## BEGIN DATA IN THIS EXERCISE
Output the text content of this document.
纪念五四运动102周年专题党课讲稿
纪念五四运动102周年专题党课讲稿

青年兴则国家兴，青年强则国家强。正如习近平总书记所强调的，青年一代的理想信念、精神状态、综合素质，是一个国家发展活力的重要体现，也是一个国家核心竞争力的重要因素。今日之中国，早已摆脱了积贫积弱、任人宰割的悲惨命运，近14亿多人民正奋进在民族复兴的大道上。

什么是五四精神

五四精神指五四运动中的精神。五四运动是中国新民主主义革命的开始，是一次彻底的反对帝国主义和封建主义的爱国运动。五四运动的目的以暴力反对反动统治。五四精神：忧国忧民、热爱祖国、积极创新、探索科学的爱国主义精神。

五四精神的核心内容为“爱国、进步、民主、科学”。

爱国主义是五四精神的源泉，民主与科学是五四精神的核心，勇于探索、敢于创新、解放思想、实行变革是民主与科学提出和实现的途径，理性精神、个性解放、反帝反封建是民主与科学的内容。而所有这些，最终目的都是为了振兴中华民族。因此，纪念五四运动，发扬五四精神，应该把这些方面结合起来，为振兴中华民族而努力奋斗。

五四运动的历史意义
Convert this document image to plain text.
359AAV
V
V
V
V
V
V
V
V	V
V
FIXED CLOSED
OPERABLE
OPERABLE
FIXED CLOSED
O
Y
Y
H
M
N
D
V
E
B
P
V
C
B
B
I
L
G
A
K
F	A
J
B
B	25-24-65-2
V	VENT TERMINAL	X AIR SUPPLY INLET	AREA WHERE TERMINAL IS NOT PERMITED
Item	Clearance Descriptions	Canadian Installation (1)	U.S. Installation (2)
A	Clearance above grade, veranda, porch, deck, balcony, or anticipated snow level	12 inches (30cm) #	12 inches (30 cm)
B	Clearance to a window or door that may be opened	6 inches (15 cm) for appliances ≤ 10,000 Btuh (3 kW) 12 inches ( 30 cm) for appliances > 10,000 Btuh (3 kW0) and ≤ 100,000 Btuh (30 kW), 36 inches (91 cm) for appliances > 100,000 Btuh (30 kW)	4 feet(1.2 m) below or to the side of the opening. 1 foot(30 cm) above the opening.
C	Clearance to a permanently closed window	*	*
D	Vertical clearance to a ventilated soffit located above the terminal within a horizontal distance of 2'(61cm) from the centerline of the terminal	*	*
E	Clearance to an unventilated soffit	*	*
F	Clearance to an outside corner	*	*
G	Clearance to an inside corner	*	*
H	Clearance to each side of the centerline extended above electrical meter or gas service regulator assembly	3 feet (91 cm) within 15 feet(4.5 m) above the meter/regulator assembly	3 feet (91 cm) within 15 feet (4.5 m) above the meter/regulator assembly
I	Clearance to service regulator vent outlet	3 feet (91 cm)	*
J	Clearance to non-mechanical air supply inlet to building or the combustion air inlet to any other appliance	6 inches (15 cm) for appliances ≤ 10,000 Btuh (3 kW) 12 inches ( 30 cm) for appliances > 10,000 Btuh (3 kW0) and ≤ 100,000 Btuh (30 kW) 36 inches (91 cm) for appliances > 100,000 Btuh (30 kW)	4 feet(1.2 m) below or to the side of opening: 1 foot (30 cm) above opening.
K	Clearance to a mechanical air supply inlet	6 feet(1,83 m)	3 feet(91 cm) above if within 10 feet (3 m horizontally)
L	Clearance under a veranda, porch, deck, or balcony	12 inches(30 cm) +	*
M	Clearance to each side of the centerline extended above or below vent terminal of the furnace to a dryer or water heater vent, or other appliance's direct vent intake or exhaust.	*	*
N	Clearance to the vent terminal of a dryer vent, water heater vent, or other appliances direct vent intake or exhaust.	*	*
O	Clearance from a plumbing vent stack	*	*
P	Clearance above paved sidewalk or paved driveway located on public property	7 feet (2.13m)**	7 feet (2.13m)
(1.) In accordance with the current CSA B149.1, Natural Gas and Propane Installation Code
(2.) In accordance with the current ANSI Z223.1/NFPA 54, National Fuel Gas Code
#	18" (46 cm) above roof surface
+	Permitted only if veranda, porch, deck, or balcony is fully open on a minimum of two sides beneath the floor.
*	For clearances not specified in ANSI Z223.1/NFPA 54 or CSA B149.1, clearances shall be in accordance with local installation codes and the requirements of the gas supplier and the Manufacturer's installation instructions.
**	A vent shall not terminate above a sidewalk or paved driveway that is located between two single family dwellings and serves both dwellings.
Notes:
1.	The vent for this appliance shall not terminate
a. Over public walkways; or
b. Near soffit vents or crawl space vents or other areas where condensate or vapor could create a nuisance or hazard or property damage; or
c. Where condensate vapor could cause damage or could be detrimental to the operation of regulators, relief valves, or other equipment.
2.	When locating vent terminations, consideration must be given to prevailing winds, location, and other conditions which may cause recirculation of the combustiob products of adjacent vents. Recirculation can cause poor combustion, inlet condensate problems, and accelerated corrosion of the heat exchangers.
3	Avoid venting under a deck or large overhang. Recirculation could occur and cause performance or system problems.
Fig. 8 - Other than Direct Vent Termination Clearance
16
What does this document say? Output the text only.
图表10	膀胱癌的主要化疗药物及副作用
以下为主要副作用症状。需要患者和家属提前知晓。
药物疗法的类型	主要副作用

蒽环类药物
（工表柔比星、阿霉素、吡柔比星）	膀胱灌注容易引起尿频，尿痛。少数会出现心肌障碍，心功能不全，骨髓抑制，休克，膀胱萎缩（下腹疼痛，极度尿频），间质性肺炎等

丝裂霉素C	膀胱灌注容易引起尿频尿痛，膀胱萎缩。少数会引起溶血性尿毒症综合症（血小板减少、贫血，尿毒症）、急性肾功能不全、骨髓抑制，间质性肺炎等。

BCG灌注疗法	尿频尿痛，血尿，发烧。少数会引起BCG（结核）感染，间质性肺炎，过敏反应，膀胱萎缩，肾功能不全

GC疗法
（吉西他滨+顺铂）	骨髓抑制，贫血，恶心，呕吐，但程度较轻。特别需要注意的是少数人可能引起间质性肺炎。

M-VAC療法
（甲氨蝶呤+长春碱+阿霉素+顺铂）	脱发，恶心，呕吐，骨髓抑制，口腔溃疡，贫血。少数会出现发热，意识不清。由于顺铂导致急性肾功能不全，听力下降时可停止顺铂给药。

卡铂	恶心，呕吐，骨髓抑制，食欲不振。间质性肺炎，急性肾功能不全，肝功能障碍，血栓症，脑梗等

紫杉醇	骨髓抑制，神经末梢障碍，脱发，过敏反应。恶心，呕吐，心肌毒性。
## END DATA IN THIS EXERCISE
### REQUIREMENTS
Output the data above exactly, please, line for line.

### OUTPUT FOR THIS EXERCISE
Output the text content of this document.
纪念五四运动102周年专题党课讲稿
纪念五四运动102周年专题党课讲稿

青年兴则国家兴，青年强则国家强。正如习近平总书记所强调的，青年一代的理想信念、精神状态、综合素质，是一个国家发展活力的重要体现，也是一个国家核心竞争力的重要因素。今日之中国，早已摆脱了积贫积弱、任人宰割的悲惨命运，近14亿多人民正奋进在民族复兴的大道上。

什么是五四精神

五四精神指五四运动中的精神。五四运动是中国新民主主义革命的开始，是一次彻底的反对帝国主义和封建主义的爱国运动。五四运动的目的以暴力反对反动统治。五四精神：忧国忧民、热爱祖国、积极创新、探索科学的爱国主义精神。

五四精神的核心内容为“爱国、进步、民主、科学”。

爱国主义是五四精神的源泉，民主与科学是五四精神的核心，勇于探索、敢于创新、解放思想、实行变革是民主与科学提出和实现的途径，理性精神、个性解放、反帝反封建是民主与科学的内容。而所有这些，最终目的都是为了振兴中华民族。因此，纪念五四运动，发扬五四精神，应该把这些方面结合起来，为振兴中华民族而努力奋斗。

五四运动的历史意义
Convert this document image to plain text.
359AAV
V
V
V
V
V
V
V
V	V
V
FIXED CLOSED
OPERABLE
OPERABLE
FIXED CLOSED
O
Y
Y
H
M
N
D
V
E
B
P
V
C
B
B
I
L
G
A
K
F	A
J
B
B	25-24-65-2
V	VENT TERMINAL	X AIR SUPPLY INLET	AREA WHERE TERMINAL IS NOT PERMITED
Item	Clearance Descriptions	Canadian Installation (1)	U.S. Installation (2)
A	Clearance above grade, veranda, porch, deck, balcony, or anticipated snow level	12 inches (30cm) #	12 inches (30 cm)
B	Clearance to a window or door that may be opened	6 inches (15 cm) for appliances ≤ 10,000 Btuh (3 kW) 12 inches ( 30 cm) for appliances > 10,000 Btuh (3 kW0) and ≤ 100,000 Btuh (30 kW), 36 inches (91 cm) for appliances > 100,000 Btuh (30 kW)	4 feet(1.2 m) below or to the side of the opening. 1 foot(30 cm) above the opening.
C	Clearance to a permanently closed window	*	*
D	Vertical clearance to a ventilated soffit located above the terminal within a horizontal distance of 2'(61cm) from the centerline of the terminal	*	*
E	Clearance to an unventilated soffit	*	*
F	Clearance to an outside corner	*	*
G	Clearance to an inside corner	*	*
H	Clearance to each side of the centerline extended above electrical meter or gas service regulator assembly	3 feet (91 cm) within 15 feet(4.5 m) above the meter/regulator assembly	3 feet (91 cm) within 15 feet (4.5 m) above the meter/regulator assembly
I	Clearance to service regulator vent outlet	3 feet (91 cm)	*
J	Clearance to non-mechanical air supply inlet to building or the combustion air inlet to any other appliance	6 inches (15 cm) for appliances ≤ 10,000 Btuh (3 kW) 12 inches ( 30 cm) for appliances > 10,000 Btuh (3 kW0) and ≤ 100,000 Btuh (30 kW) 36 inches (91 cm) for appliances > 100,000 Btuh (30 kW)	4 feet(1.2 m) below or to the side of opening: 1 foot (30 cm) above opening.
K	Clearance to a mechanical air supply inlet	6 feet(1,83 m)	3 feet(91 cm) above if within 10 feet (3 m horizontally)
L	Clearance under a veranda, porch, deck, or balcony	12 inches(30 cm) +	*
M	Clearance to each side of the centerline extended above or below vent terminal of the furnace to a dryer or water heater vent, or other appliance's direct vent intake or exhaust.	*	*
N	Clearance to the vent terminal of a dryer vent, water heater vent, or other appliances direct vent intake or exhaust.	*	*
O	Clearance from a plumbing vent stack	*	*
P	Clearance above paved sidewalk or paved driveway located on public property	7 feet (2.13m)**	7 feet (2.13m)
(1.) In accordance with the current CSA B149.1, Natural Gas and Propane Installation Code
(2.) In accordance with the current ANSI Z223.1/NFPA 54, National Fuel Gas Code
#	18" (46 cm) above roof surface
+	Permitted only if veranda, porch, deck, or balcony is fully open on a minimum of two sides beneath the floor.
*	For clearances not specified in ANSI Z223.1/NFPA 54 or CSA B149.1, clearances shall be in accordance with local installation codes and the requirements of the gas supplier and the Manufacturer's installation instructions.
**	A vent shall not terminate above a sidewalk or paved driveway that is located between two single family dwellings and serves both dwellings.
Notes:
1.	The vent for this appliance shall not terminate
a. Over public walkways; or
b. Near soffit vents or crawl space vents or other areas where condensate or vapor could create a nuisance or hazard or property damage; or
c. Where condensate vapor could cause damage or could be detrimental to the operation of regulators, relief valves, or other equipment.
2.	When locating vent terminations, consideration must be given to prevailing winds, location, and other conditions which may cause recirculation of the combustiob products of adjacent vents. Recirculation can cause poor combustion, inlet condensate problems, and accelerated corrosion of the heat exchangers.
3	Avoid venting under a deck or large overhang. Recirculation could occur and cause performance or system problems.
Fig. 8 - Other than Direct Vent Termination Clearance
16
What does this document say? Output the text only.
图表10	膀胱癌的主要化疗药物及副作用
以下为主要副作用症状。需要患者和家属提前知晓。
药物疗法的类型	主要副作用

蒽环类药物
（工表柔比星、阿霉素、吡柔比星）	膀胱灌注容易引起尿频，尿痛。少数会出现心肌障碍，心功能不全，骨髓抑制，休克，膀胱萎缩（下腹疼痛，极度尿频），间质性肺炎等

丝裂霉素C	膀胱灌注容易引起尿频尿痛，膀胱萎缩。少数会引起溶血性尿毒症综合症（血小板减少、贫血，尿毒症）、急性肾功能不全、骨髓抑制，间质性肺炎等。

BCG灌注疗法	尿频尿痛，血尿，发烧。少数会引起BCG（结核）感染，间质性肺炎，过敏反应，膀胱萎缩，肾功能不全

GC疗法
（吉西他滨+顺铂）	骨髓抑制，贫血，恶心，呕吐，但程度较轻。特别需要注意的是少数人可能引起间质性肺炎。

M-VAC療法
（甲氨蝶呤+长春碱+阿霉素+顺铂）	脱发，恶心，呕吐，骨髓抑制，口腔溃疡，贫血。少数会出现发热，意识不清。由于顺铂导致急性肾功能不全，听力下降时可停止顺铂给药。

卡铂	恶心，呕吐，骨髓抑制，食欲不振。间质性肺炎，急性肾功能不全，肝功能障碍，血栓症，脑梗等

紫杉醇	骨髓抑制，神经末梢障碍，脱发，过敏反应。恶心，呕吐，心肌毒性。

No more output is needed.